#### Stated task:
Exact reproduction of the data is required, with images excluded.
+---+
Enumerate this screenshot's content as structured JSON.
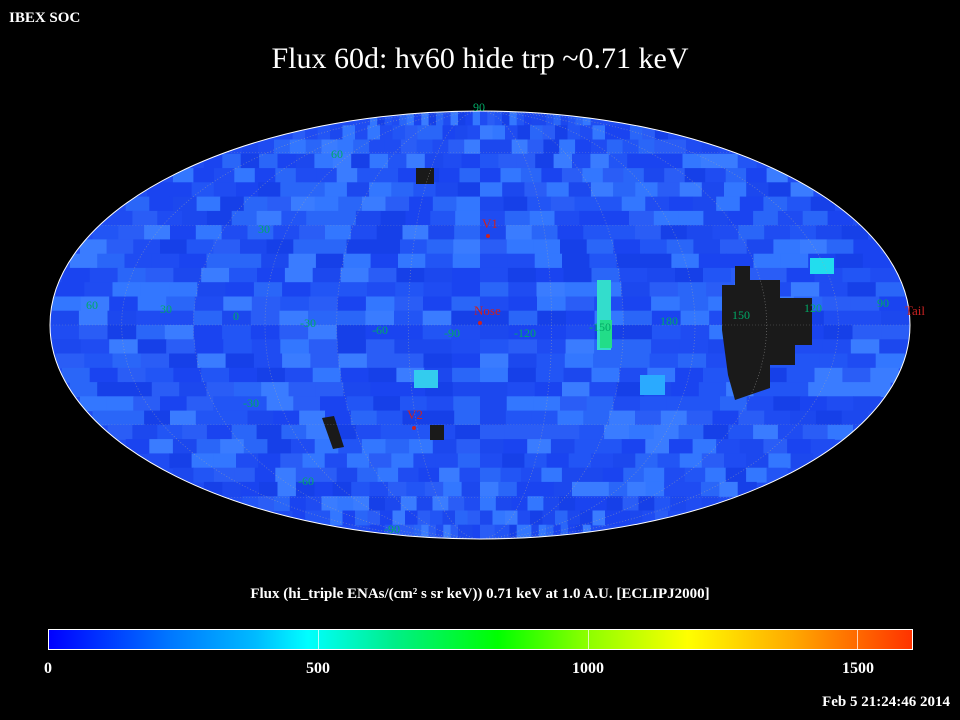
{
  "header": {
    "org": "IBEX SOC",
    "title": "Flux   60d: hv60 hide trp ~0.71 keV"
  },
  "map": {
    "projection": "Mollweide (ecliptic J2000)",
    "background_color": "#2244ee",
    "lat_labels": [
      "90",
      "60",
      "30",
      "-30",
      "-60",
      "-90"
    ],
    "lon_labels": [
      "60",
      "30",
      "0",
      "-30",
      "-60",
      "-90",
      "-120",
      "-150",
      "180",
      "150",
      "120",
      "90"
    ],
    "markers": [
      {
        "name": "V1",
        "color": "#cc2222"
      },
      {
        "name": "Nose",
        "color": "#cc2222"
      },
      {
        "name": "V2",
        "color": "#cc2222"
      },
      {
        "name": "Tail",
        "color": "#cc2222"
      }
    ]
  },
  "colorbar": {
    "caption": "Flux (hi_triple ENAs/(cm² s sr keV))  0.71 keV at 1.0 A.U. [ECLIPJ2000]",
    "ticks": [
      "0",
      "500",
      "1000",
      "1500"
    ],
    "range": [
      0,
      1600
    ]
  },
  "footer": {
    "timestamp": "Feb  5 21:24:46 2014"
  }
}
+---+
#### Finished exercise:
Enumerate this screenshot's content as structured JSON.
{
  "header": {
    "org": "IBEX SOC",
    "title": "Flux   60d: hv60 hide trp ~0.71 keV"
  },
  "map": {
    "projection": "Mollweide (ecliptic J2000)",
    "background_color": "#2244ee",
    "lat_labels": [
      "90",
      "60",
      "30",
      "-30",
      "-60",
      "-90"
    ],
    "lon_labels": [
      "60",
      "30",
      "0",
      "-30",
      "-60",
      "-90",
      "-120",
      "-150",
      "180",
      "150",
      "120",
      "90"
    ],
    "markers": [
      {
        "name": "V1",
        "color": "#cc2222"
      },
      {
        "name": "Nose",
        "color": "#cc2222"
      },
      {
        "name": "V2",
        "color": "#cc2222"
      },
      {
        "name": "Tail",
        "color": "#cc2222"
      }
    ]
  },
  "colorbar": {
    "caption": "Flux (hi_triple ENAs/(cm² s sr keV))  0.71 keV at 1.0 A.U. [ECLIPJ2000]",
    "ticks": [
      "0",
      "500",
      "1000",
      "1500"
    ],
    "range": [
      0,
      1600
    ]
  },
  "footer": {
    "timestamp": "Feb  5 21:24:46 2014"
  }
}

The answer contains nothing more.